Task prompt: Pull every line containing "icon" out of the material below.

Exercise data:
%%

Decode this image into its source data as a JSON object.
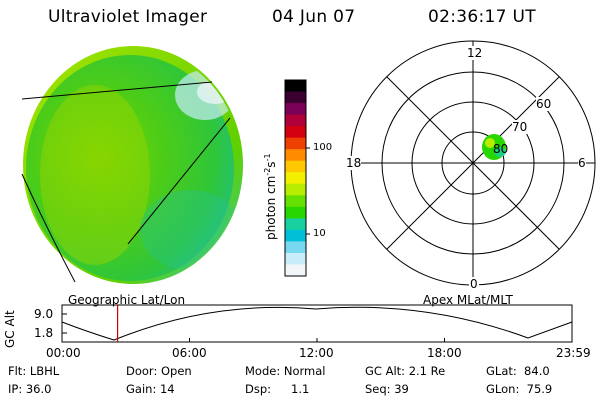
{
  "header": {
    "instrument": "Ultraviolet Imager",
    "date": "04 Jun 07",
    "time": "02:36:17 UT"
  },
  "colorbar": {
    "label": "photon cm-2s-1",
    "label_main": "photon cm",
    "label_sup1": "-2",
    "label_mid": "s",
    "label_sup2": "-1",
    "ticks": [
      "100",
      "10"
    ],
    "colors": [
      "#000000",
      "#3a0030",
      "#7a0058",
      "#b0003a",
      "#d40010",
      "#ee4000",
      "#ff8c00",
      "#ffc800",
      "#f2f000",
      "#b8ec00",
      "#66e000",
      "#28d600",
      "#18d0a0",
      "#00c0d8",
      "#78d8f0",
      "#c8ecf8",
      "#f2f6f8"
    ]
  },
  "polar": {
    "mlt_labels": [
      "12",
      "18",
      "6",
      "0"
    ],
    "lat_labels": [
      "60",
      "70",
      "80"
    ]
  },
  "timeline": {
    "ylabel": "GC Alt",
    "yticks": [
      "9.0",
      "1.8"
    ],
    "left_label": "Geographic Lat/Lon",
    "right_label": "Apex MLat/MLT",
    "xticks": [
      "00:00",
      "06:00",
      "12:00",
      "18:00",
      "23:59"
    ],
    "current_time_fraction": 0.109
  },
  "info": {
    "filter": "Flt: LBHL",
    "ip": "IP: 36.0",
    "door": "Door: Open",
    "gain": "Gain: 14",
    "mode": "Mode: Normal",
    "dsp_label": "Dsp:",
    "dsp_value": "1.1",
    "gc_alt": "GC Alt: 2.1 Re",
    "seq": "Seq: 39",
    "glat": "GLat:  84.0",
    "glon": "GLon:  75.9"
  }
}
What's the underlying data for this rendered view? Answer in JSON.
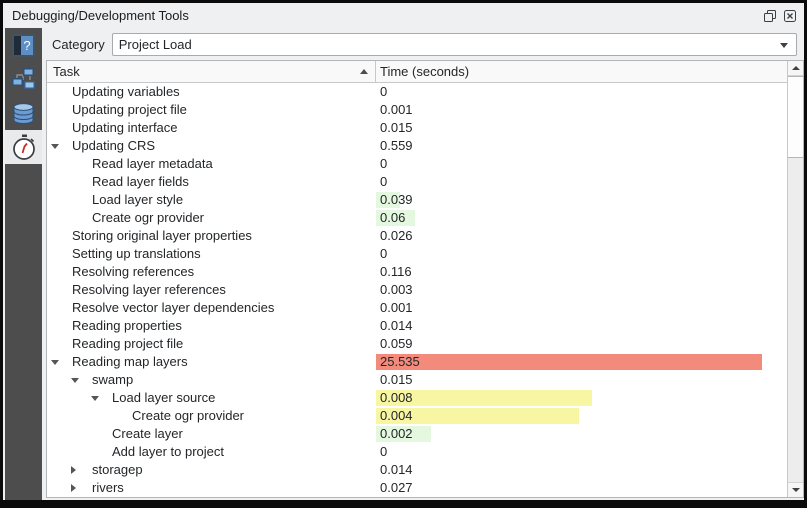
{
  "window": {
    "title": "Debugging/Development Tools"
  },
  "titlebar": {
    "buttons": [
      {
        "name": "float",
        "icon": "float-icon"
      },
      {
        "name": "close",
        "icon": "close-icon"
      }
    ]
  },
  "sidebar": {
    "items": [
      {
        "name": "help",
        "icon": "help-book-icon",
        "selected": false
      },
      {
        "name": "network",
        "icon": "network-icon",
        "selected": false
      },
      {
        "name": "database",
        "icon": "database-icon",
        "selected": false
      },
      {
        "name": "profiler",
        "icon": "stopwatch-icon",
        "selected": true
      }
    ]
  },
  "toolbar": {
    "category_label": "Category",
    "category_value": "Project Load"
  },
  "table": {
    "columns": [
      {
        "label": "Task",
        "sort": "asc"
      },
      {
        "label": "Time (seconds)",
        "sort": null
      }
    ],
    "palette": {
      "red": "#f28b7c",
      "yellow": "#f8f6a2",
      "green": "#e4f7df"
    },
    "rows": [
      {
        "level": 0,
        "expand": null,
        "task": "Updating variables",
        "time": "0",
        "bar": null
      },
      {
        "level": 0,
        "expand": null,
        "task": "Updating project file",
        "time": "0.001",
        "bar": null
      },
      {
        "level": 0,
        "expand": null,
        "task": "Updating interface",
        "time": "0.015",
        "bar": null
      },
      {
        "level": 0,
        "expand": "open",
        "task": "Updating CRS",
        "time": "0.559",
        "bar": null
      },
      {
        "level": 1,
        "expand": null,
        "task": "Read layer metadata",
        "time": "0",
        "bar": null
      },
      {
        "level": 1,
        "expand": null,
        "task": "Read layer fields",
        "time": "0",
        "bar": null
      },
      {
        "level": 1,
        "expand": null,
        "task": "Load layer style",
        "time": "0.039",
        "bar": {
          "color": "green",
          "frac": 0.058
        }
      },
      {
        "level": 1,
        "expand": null,
        "task": "Create ogr provider",
        "time": "0.06",
        "bar": {
          "color": "green",
          "frac": 0.094
        }
      },
      {
        "level": 0,
        "expand": null,
        "task": "Storing original layer properties",
        "time": "0.026",
        "bar": null
      },
      {
        "level": 0,
        "expand": null,
        "task": "Setting up translations",
        "time": "0",
        "bar": null
      },
      {
        "level": 0,
        "expand": null,
        "task": "Resolving references",
        "time": "0.116",
        "bar": null
      },
      {
        "level": 0,
        "expand": null,
        "task": "Resolving layer references",
        "time": "0.003",
        "bar": null
      },
      {
        "level": 0,
        "expand": null,
        "task": "Resolve vector layer dependencies",
        "time": "0.001",
        "bar": null
      },
      {
        "level": 0,
        "expand": null,
        "task": "Reading properties",
        "time": "0.014",
        "bar": null
      },
      {
        "level": 0,
        "expand": null,
        "task": "Reading project file",
        "time": "0.059",
        "bar": null
      },
      {
        "level": 0,
        "expand": "open",
        "task": "Reading map layers",
        "time": "25.535",
        "bar": {
          "color": "red",
          "frac": 0.94
        }
      },
      {
        "level": 1,
        "expand": "open",
        "task": "swamp",
        "time": "0.015",
        "bar": null
      },
      {
        "level": 2,
        "expand": "open",
        "task": "Load layer source",
        "time": "0.008",
        "bar": {
          "color": "yellow",
          "frac": 0.525
        }
      },
      {
        "level": 3,
        "expand": null,
        "task": "Create ogr provider",
        "time": "0.004",
        "bar": {
          "color": "yellow",
          "frac": 0.495
        }
      },
      {
        "level": 2,
        "expand": null,
        "task": "Create layer",
        "time": "0.002",
        "bar": {
          "color": "green",
          "frac": 0.133
        }
      },
      {
        "level": 2,
        "expand": null,
        "task": "Add layer to project",
        "time": "0",
        "bar": null
      },
      {
        "level": 1,
        "expand": "closed",
        "task": "storagep",
        "time": "0.014",
        "bar": null
      },
      {
        "level": 1,
        "expand": "closed",
        "task": "rivers",
        "time": "0.027",
        "bar": null
      }
    ]
  }
}
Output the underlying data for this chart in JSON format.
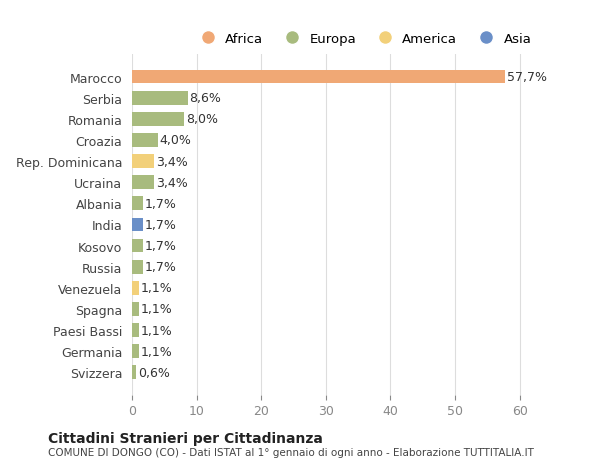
{
  "categories": [
    "Marocco",
    "Serbia",
    "Romania",
    "Croazia",
    "Rep. Dominicana",
    "Ucraina",
    "Albania",
    "India",
    "Kosovo",
    "Russia",
    "Venezuela",
    "Spagna",
    "Paesi Bassi",
    "Germania",
    "Svizzera"
  ],
  "values": [
    57.7,
    8.6,
    8.0,
    4.0,
    3.4,
    3.4,
    1.7,
    1.7,
    1.7,
    1.7,
    1.1,
    1.1,
    1.1,
    1.1,
    0.6
  ],
  "labels": [
    "57,7%",
    "8,6%",
    "8,0%",
    "4,0%",
    "3,4%",
    "3,4%",
    "1,7%",
    "1,7%",
    "1,7%",
    "1,7%",
    "1,1%",
    "1,1%",
    "1,1%",
    "1,1%",
    "0,6%"
  ],
  "colors": [
    "#F0A875",
    "#A8BB7E",
    "#A8BB7E",
    "#A8BB7E",
    "#F2D07A",
    "#A8BB7E",
    "#A8BB7E",
    "#6A8FC8",
    "#A8BB7E",
    "#A8BB7E",
    "#F2D07A",
    "#A8BB7E",
    "#A8BB7E",
    "#A8BB7E",
    "#A8BB7E"
  ],
  "continent_colors": {
    "Africa": "#F0A875",
    "Europa": "#A8BB7E",
    "America": "#F2D07A",
    "Asia": "#6A8FC8"
  },
  "legend_labels": [
    "Africa",
    "Europa",
    "America",
    "Asia"
  ],
  "title": "Cittadini Stranieri per Cittadinanza",
  "subtitle": "COMUNE DI DONGO (CO) - Dati ISTAT al 1° gennaio di ogni anno - Elaborazione TUTTITALIA.IT",
  "xlim": [
    0,
    65
  ],
  "xticks": [
    0,
    10,
    20,
    30,
    40,
    50,
    60
  ],
  "background_color": "#ffffff",
  "bar_height": 0.65,
  "label_fontsize": 9,
  "tick_fontsize": 9
}
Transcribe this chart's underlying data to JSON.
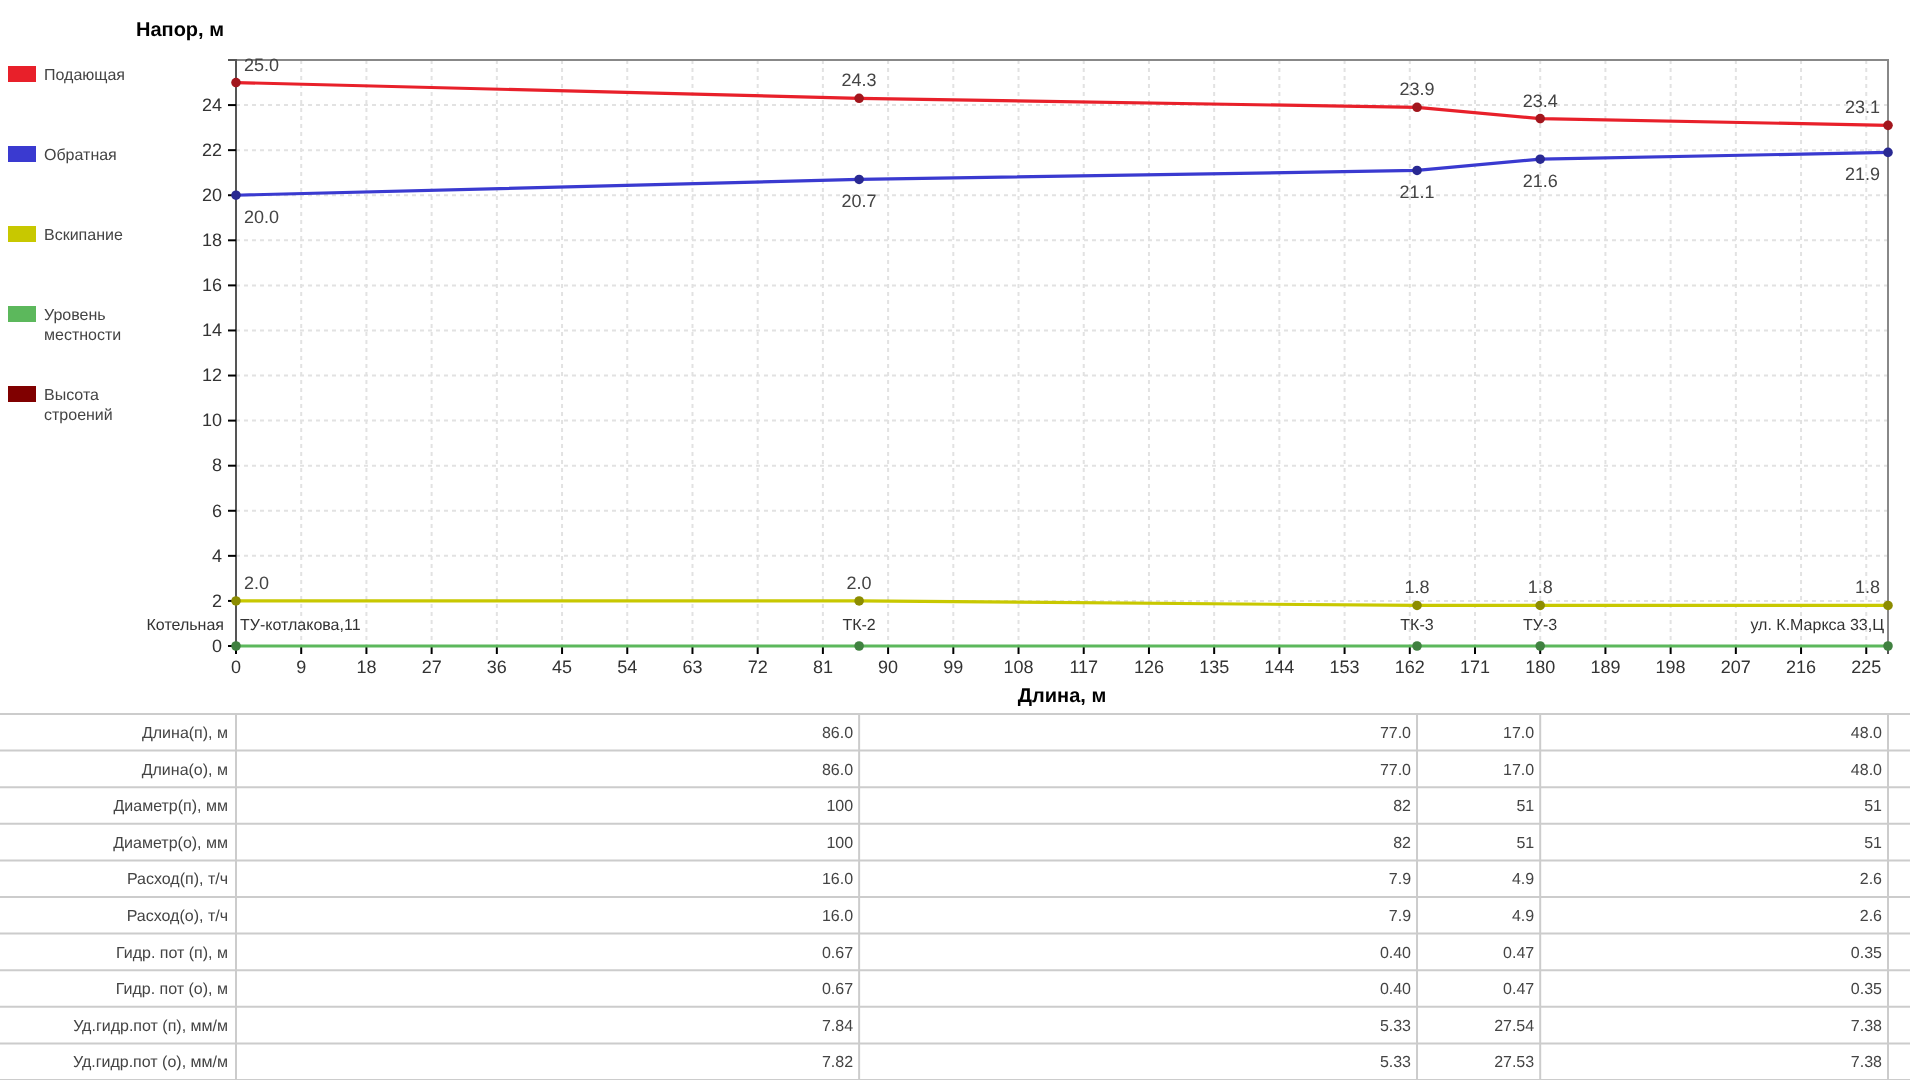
{
  "chart_data": [
    {
      "type": "line",
      "xlabel": "Длина, м",
      "ylabel": "Напор, м",
      "x": [
        0,
        86,
        163,
        180,
        228
      ],
      "series": [
        {
          "name": "Подающая",
          "color": "#e8202a",
          "values": [
            25.0,
            24.3,
            23.9,
            23.4,
            23.1
          ],
          "value_labels": [
            "25.0",
            "24.3",
            "23.9",
            "23.4",
            "23.1"
          ]
        },
        {
          "name": "Обратная",
          "color": "#3a3ad0",
          "values": [
            20.0,
            20.7,
            21.1,
            21.6,
            21.9
          ],
          "value_labels": [
            "20.0",
            "20.7",
            "21.1",
            "21.6",
            "21.9"
          ]
        },
        {
          "name": "Вскипание",
          "color": "#c8c800",
          "values": [
            2.0,
            2.0,
            1.8,
            1.8,
            1.8
          ],
          "value_labels": [
            "2.0",
            "2.0",
            "1.8",
            "1.8",
            "1.8"
          ]
        },
        {
          "name": "Уровень местности",
          "color": "#5cb85c",
          "values": [
            0,
            0,
            0,
            0,
            0
          ]
        },
        {
          "name": "Высота строений",
          "color": "#800000",
          "values": [
            null,
            null,
            null,
            null,
            null
          ]
        }
      ],
      "xlim": [
        0,
        228
      ],
      "xticks": [
        0,
        9,
        18,
        27,
        36,
        45,
        54,
        63,
        72,
        81,
        90,
        99,
        108,
        117,
        126,
        135,
        144,
        153,
        162,
        171,
        180,
        189,
        198,
        207,
        216,
        225
      ],
      "ylim": [
        0,
        26
      ],
      "yticks": [
        0,
        2,
        4,
        6,
        8,
        10,
        12,
        14,
        16,
        18,
        20,
        22,
        24
      ],
      "grid": true,
      "legend": "left",
      "marker": "circle",
      "annotations": [
        "Котельная",
        {
          "text": "ТУ-котлакова,11",
          "x": 0,
          "y": 0
        },
        {
          "text": "ТК-2",
          "x": 86,
          "y": 0
        },
        {
          "text": "ТК-3",
          "x": 163,
          "y": 0
        },
        {
          "text": "ТУ-3",
          "x": 180,
          "y": 0
        },
        {
          "text": "ул. К.Маркса 33,Ц",
          "x": 228,
          "y": 0
        }
      ]
    },
    {
      "type": "other",
      "annotations": [
        "Длина(п), м",
        "86.0",
        "77.0",
        "17.0",
        "48.0",
        "Длина(о), м",
        "86.0",
        "77.0",
        "17.0",
        "48.0",
        "Диаметр(п), мм",
        "100",
        "82",
        "51",
        "51",
        "Диаметр(о), мм",
        "100",
        "82",
        "51",
        "51",
        "Расход(п), т/ч",
        "16.0",
        "7.9",
        "4.9",
        "2.6",
        "Расход(о), т/ч",
        "16.0",
        "7.9",
        "4.9",
        "2.6",
        "Гидр. пот (п), м",
        "0.67",
        "0.40",
        "0.47",
        "0.35",
        "Гидр. пот (о), м",
        "0.67",
        "0.40",
        "0.47",
        "0.35",
        "Уд.гидр.пот (п), мм/м",
        "7.84",
        "5.33",
        "27.54",
        "7.38",
        "Уд.гидр.пот (о), мм/м",
        "7.82",
        "5.33",
        "27.53",
        "7.38"
      ]
    }
  ]
}
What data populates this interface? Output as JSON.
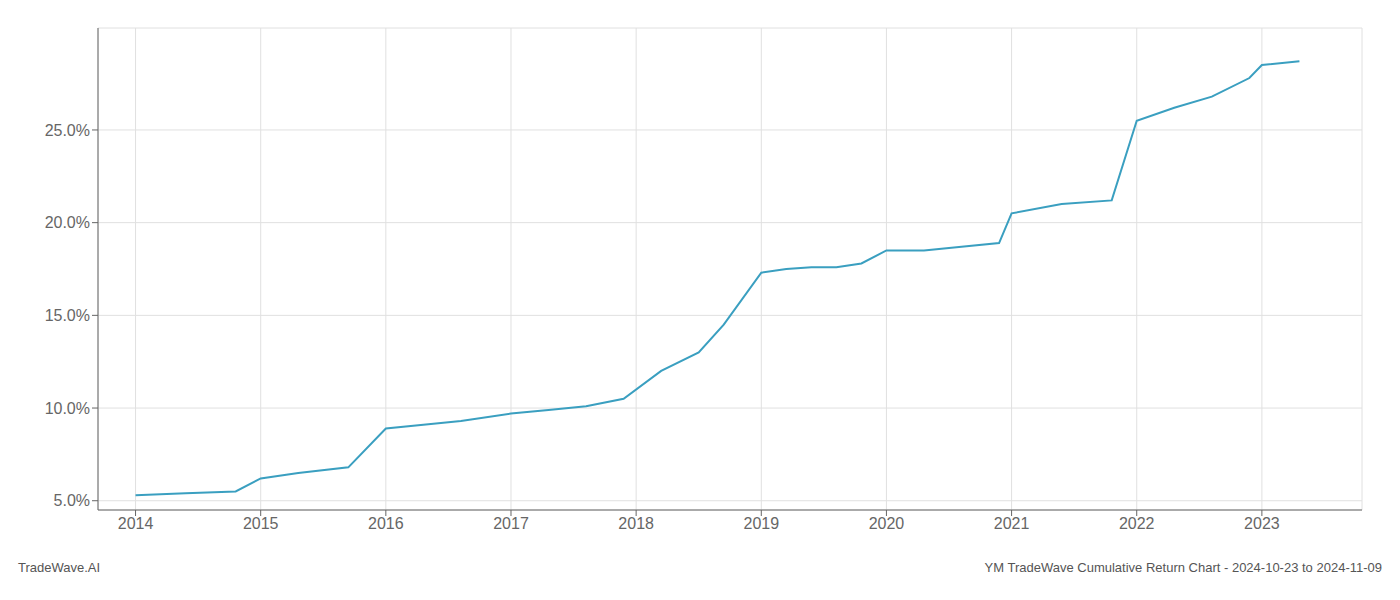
{
  "chart_data": {
    "type": "line",
    "x": [
      2014.0,
      2014.4,
      2014.8,
      2015.0,
      2015.3,
      2015.7,
      2016.0,
      2016.3,
      2016.6,
      2017.0,
      2017.3,
      2017.6,
      2017.9,
      2018.2,
      2018.5,
      2018.7,
      2019.0,
      2019.2,
      2019.4,
      2019.6,
      2019.8,
      2020.0,
      2020.3,
      2020.6,
      2020.9,
      2021.0,
      2021.4,
      2021.8,
      2022.0,
      2022.3,
      2022.6,
      2022.9,
      2023.0,
      2023.3
    ],
    "values": [
      5.3,
      5.4,
      5.5,
      6.2,
      6.5,
      6.8,
      8.9,
      9.1,
      9.3,
      9.7,
      9.9,
      10.1,
      10.5,
      12.0,
      13.0,
      14.5,
      17.3,
      17.5,
      17.6,
      17.6,
      17.8,
      18.5,
      18.5,
      18.7,
      18.9,
      20.5,
      21.0,
      21.2,
      25.5,
      26.2,
      26.8,
      27.8,
      28.5,
      28.7
    ],
    "color": "#3a9fc0",
    "xlim": [
      2013.7,
      2023.8
    ],
    "ylim": [
      4.5,
      30.5
    ],
    "xticks": [
      2014,
      2015,
      2016,
      2017,
      2018,
      2019,
      2020,
      2021,
      2022,
      2023
    ],
    "yticks": [
      {
        "value": 5.0,
        "label": "5.0%"
      },
      {
        "value": 10.0,
        "label": "10.0%"
      },
      {
        "value": 15.0,
        "label": "15.0%"
      },
      {
        "value": 20.0,
        "label": "20.0%"
      },
      {
        "value": 25.0,
        "label": "25.0%"
      }
    ],
    "grid": true,
    "annotations": [
      "TradeWave.AI",
      "YM TradeWave Cumulative Return Chart - 2024-10-23 to 2024-11-09"
    ]
  }
}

%%

Expected answer:
        "icon": "float-icon"
        "icon": "close-icon"
        "icon": "help-book-icon",
        "icon": "network-icon",
        "icon": "database-icon",
        "icon": "stopwatch-icon",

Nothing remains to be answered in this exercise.